WRITTEN TASK - Rewrite the entries with every occurrence of "legend-marker" changed to "legend-swatch", keeping everything else the same.

── DATASET

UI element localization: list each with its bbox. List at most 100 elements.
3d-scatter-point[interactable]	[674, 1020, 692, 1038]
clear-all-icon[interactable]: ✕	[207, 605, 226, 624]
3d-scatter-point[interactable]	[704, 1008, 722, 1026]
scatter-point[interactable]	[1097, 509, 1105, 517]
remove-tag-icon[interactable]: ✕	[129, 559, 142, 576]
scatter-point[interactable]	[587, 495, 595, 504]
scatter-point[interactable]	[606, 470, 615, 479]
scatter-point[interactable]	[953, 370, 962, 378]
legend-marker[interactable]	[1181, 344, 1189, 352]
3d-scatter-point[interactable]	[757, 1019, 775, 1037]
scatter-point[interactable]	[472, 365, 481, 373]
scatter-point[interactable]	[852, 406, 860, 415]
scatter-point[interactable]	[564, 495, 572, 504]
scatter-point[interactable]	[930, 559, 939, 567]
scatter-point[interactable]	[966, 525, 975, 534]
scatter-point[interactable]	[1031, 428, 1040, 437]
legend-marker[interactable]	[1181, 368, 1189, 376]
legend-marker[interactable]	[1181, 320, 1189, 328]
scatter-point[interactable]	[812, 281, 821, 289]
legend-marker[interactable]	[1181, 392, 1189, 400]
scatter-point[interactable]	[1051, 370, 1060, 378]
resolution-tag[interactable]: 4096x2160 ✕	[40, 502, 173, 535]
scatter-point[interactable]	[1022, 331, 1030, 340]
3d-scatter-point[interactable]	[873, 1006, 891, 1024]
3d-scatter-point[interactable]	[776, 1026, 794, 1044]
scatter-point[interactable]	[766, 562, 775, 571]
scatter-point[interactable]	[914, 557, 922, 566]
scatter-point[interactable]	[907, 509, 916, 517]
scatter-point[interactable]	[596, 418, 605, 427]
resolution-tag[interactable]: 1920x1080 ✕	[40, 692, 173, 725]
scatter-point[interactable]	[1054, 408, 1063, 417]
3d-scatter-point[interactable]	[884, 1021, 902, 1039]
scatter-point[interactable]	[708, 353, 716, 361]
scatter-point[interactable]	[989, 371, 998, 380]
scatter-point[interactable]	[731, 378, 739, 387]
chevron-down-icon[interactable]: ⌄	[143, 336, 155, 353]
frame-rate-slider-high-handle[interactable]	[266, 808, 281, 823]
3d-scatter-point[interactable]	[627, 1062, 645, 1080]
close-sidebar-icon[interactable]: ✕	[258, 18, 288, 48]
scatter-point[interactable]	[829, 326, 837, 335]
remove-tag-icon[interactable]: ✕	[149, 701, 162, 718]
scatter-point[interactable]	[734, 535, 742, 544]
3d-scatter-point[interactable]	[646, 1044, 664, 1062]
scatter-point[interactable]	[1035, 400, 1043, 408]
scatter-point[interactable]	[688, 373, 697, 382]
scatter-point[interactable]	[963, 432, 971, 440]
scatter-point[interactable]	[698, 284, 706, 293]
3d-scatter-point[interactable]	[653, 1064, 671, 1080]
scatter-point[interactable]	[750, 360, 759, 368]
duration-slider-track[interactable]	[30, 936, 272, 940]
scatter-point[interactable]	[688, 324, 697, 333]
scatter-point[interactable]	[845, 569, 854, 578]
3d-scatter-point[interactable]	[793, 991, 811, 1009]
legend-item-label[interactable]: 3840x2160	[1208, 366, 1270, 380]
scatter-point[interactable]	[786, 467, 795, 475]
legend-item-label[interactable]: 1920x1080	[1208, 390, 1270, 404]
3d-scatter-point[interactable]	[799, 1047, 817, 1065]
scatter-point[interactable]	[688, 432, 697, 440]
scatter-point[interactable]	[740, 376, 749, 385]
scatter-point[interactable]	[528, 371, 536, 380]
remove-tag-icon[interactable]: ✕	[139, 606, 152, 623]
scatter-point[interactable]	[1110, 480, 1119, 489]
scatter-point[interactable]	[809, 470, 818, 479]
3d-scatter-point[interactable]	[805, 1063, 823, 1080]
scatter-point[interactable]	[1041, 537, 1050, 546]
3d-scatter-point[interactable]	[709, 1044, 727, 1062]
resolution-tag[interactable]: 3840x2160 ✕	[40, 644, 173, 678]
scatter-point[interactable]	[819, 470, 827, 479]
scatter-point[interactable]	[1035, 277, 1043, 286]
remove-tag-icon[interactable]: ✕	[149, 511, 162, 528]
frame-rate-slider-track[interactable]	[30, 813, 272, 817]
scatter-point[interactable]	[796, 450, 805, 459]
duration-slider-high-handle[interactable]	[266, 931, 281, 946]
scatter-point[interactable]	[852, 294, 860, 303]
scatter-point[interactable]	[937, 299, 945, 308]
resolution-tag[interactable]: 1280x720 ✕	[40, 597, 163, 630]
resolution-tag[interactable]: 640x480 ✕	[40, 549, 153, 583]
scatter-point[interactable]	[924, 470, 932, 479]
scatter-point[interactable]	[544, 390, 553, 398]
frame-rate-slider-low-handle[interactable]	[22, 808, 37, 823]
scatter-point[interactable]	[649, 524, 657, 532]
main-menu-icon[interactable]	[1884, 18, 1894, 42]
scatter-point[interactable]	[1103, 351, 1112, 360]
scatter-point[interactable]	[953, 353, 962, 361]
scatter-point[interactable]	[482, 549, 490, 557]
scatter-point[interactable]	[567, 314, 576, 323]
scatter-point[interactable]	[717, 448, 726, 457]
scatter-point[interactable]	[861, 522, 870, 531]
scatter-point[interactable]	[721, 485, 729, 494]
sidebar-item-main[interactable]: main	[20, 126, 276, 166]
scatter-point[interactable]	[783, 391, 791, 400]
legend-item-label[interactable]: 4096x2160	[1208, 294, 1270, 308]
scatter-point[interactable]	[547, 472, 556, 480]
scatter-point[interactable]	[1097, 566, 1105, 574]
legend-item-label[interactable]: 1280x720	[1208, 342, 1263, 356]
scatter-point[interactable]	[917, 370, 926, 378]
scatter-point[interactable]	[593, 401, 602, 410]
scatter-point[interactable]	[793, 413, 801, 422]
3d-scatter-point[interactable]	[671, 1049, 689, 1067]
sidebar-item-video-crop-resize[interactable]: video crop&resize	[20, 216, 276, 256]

────

TASK RESPONSE -
UI element localization: list each with its bbox. List at most 100 elements.
3d-scatter-point[interactable]	[674, 1020, 692, 1038]
clear-all-icon[interactable]: ✕	[207, 605, 226, 624]
3d-scatter-point[interactable]	[704, 1008, 722, 1026]
scatter-point[interactable]	[1097, 509, 1105, 517]
remove-tag-icon[interactable]: ✕	[129, 559, 142, 576]
scatter-point[interactable]	[587, 495, 595, 504]
scatter-point[interactable]	[606, 470, 615, 479]
scatter-point[interactable]	[953, 370, 962, 378]
legend-swatch[interactable]	[1181, 344, 1189, 352]
3d-scatter-point[interactable]	[757, 1019, 775, 1037]
scatter-point[interactable]	[472, 365, 481, 373]
scatter-point[interactable]	[852, 406, 860, 415]
scatter-point[interactable]	[564, 495, 572, 504]
scatter-point[interactable]	[930, 559, 939, 567]
scatter-point[interactable]	[966, 525, 975, 534]
scatter-point[interactable]	[1031, 428, 1040, 437]
legend-swatch[interactable]	[1181, 368, 1189, 376]
legend-swatch[interactable]	[1181, 320, 1189, 328]
scatter-point[interactable]	[812, 281, 821, 289]
legend-swatch[interactable]	[1181, 392, 1189, 400]
scatter-point[interactable]	[1051, 370, 1060, 378]
resolution-tag[interactable]: 4096x2160 ✕	[40, 502, 173, 535]
scatter-point[interactable]	[1022, 331, 1030, 340]
3d-scatter-point[interactable]	[873, 1006, 891, 1024]
3d-scatter-point[interactable]	[776, 1026, 794, 1044]
scatter-point[interactable]	[766, 562, 775, 571]
scatter-point[interactable]	[914, 557, 922, 566]
scatter-point[interactable]	[907, 509, 916, 517]
scatter-point[interactable]	[596, 418, 605, 427]
resolution-tag[interactable]: 1920x1080 ✕	[40, 692, 173, 725]
scatter-point[interactable]	[1054, 408, 1063, 417]
3d-scatter-point[interactable]	[884, 1021, 902, 1039]
scatter-point[interactable]	[708, 353, 716, 361]
scatter-point[interactable]	[989, 371, 998, 380]
scatter-point[interactable]	[731, 378, 739, 387]
chevron-down-icon[interactable]: ⌄	[143, 336, 155, 353]
frame-rate-slider-high-handle[interactable]	[266, 808, 281, 823]
3d-scatter-point[interactable]	[627, 1062, 645, 1080]
close-sidebar-icon[interactable]: ✕	[258, 18, 288, 48]
scatter-point[interactable]	[829, 326, 837, 335]
remove-tag-icon[interactable]: ✕	[149, 701, 162, 718]
scatter-point[interactable]	[734, 535, 742, 544]
3d-scatter-point[interactable]	[646, 1044, 664, 1062]
scatter-point[interactable]	[1035, 400, 1043, 408]
scatter-point[interactable]	[688, 373, 697, 382]
scatter-point[interactable]	[963, 432, 971, 440]
scatter-point[interactable]	[698, 284, 706, 293]
3d-scatter-point[interactable]	[653, 1064, 671, 1080]
scatter-point[interactable]	[750, 360, 759, 368]
duration-slider-track[interactable]	[30, 936, 272, 940]
scatter-point[interactable]	[688, 324, 697, 333]
scatter-point[interactable]	[845, 569, 854, 578]
3d-scatter-point[interactable]	[793, 991, 811, 1009]
legend-item-label[interactable]: 3840x2160	[1208, 366, 1270, 380]
scatter-point[interactable]	[786, 467, 795, 475]
legend-item-label[interactable]: 1920x1080	[1208, 390, 1270, 404]
3d-scatter-point[interactable]	[799, 1047, 817, 1065]
scatter-point[interactable]	[688, 432, 697, 440]
scatter-point[interactable]	[740, 376, 749, 385]
scatter-point[interactable]	[528, 371, 536, 380]
remove-tag-icon[interactable]: ✕	[139, 606, 152, 623]
scatter-point[interactable]	[1110, 480, 1119, 489]
scatter-point[interactable]	[809, 470, 818, 479]
3d-scatter-point[interactable]	[805, 1063, 823, 1080]
scatter-point[interactable]	[1041, 537, 1050, 546]
3d-scatter-point[interactable]	[709, 1044, 727, 1062]
resolution-tag[interactable]: 3840x2160 ✕	[40, 644, 173, 678]
scatter-point[interactable]	[819, 470, 827, 479]
scatter-point[interactable]	[1035, 277, 1043, 286]
remove-tag-icon[interactable]: ✕	[149, 511, 162, 528]
frame-rate-slider-track[interactable]	[30, 813, 272, 817]
scatter-point[interactable]	[796, 450, 805, 459]
duration-slider-high-handle[interactable]	[266, 931, 281, 946]
scatter-point[interactable]	[852, 294, 860, 303]
scatter-point[interactable]	[937, 299, 945, 308]
resolution-tag[interactable]: 1280x720 ✕	[40, 597, 163, 630]
resolution-tag[interactable]: 640x480 ✕	[40, 549, 153, 583]
scatter-point[interactable]	[924, 470, 932, 479]
scatter-point[interactable]	[544, 390, 553, 398]
frame-rate-slider-low-handle[interactable]	[22, 808, 37, 823]
scatter-point[interactable]	[649, 524, 657, 532]
main-menu-icon[interactable]	[1884, 18, 1894, 42]
scatter-point[interactable]	[1103, 351, 1112, 360]
scatter-point[interactable]	[953, 353, 962, 361]
scatter-point[interactable]	[482, 549, 490, 557]
scatter-point[interactable]	[567, 314, 576, 323]
scatter-point[interactable]	[717, 448, 726, 457]
scatter-point[interactable]	[861, 522, 870, 531]
scatter-point[interactable]	[721, 485, 729, 494]
sidebar-item-main[interactable]: main	[20, 126, 276, 166]
scatter-point[interactable]	[783, 391, 791, 400]
legend-item-label[interactable]: 4096x2160	[1208, 294, 1270, 308]
scatter-point[interactable]	[547, 472, 556, 480]
scatter-point[interactable]	[1097, 566, 1105, 574]
legend-item-label[interactable]: 1280x720	[1208, 342, 1263, 356]
scatter-point[interactable]	[917, 370, 926, 378]
scatter-point[interactable]	[593, 401, 602, 410]
scatter-point[interactable]	[793, 413, 801, 422]
3d-scatter-point[interactable]	[671, 1049, 689, 1067]
sidebar-item-video-crop-resize[interactable]: video crop&resize	[20, 216, 276, 256]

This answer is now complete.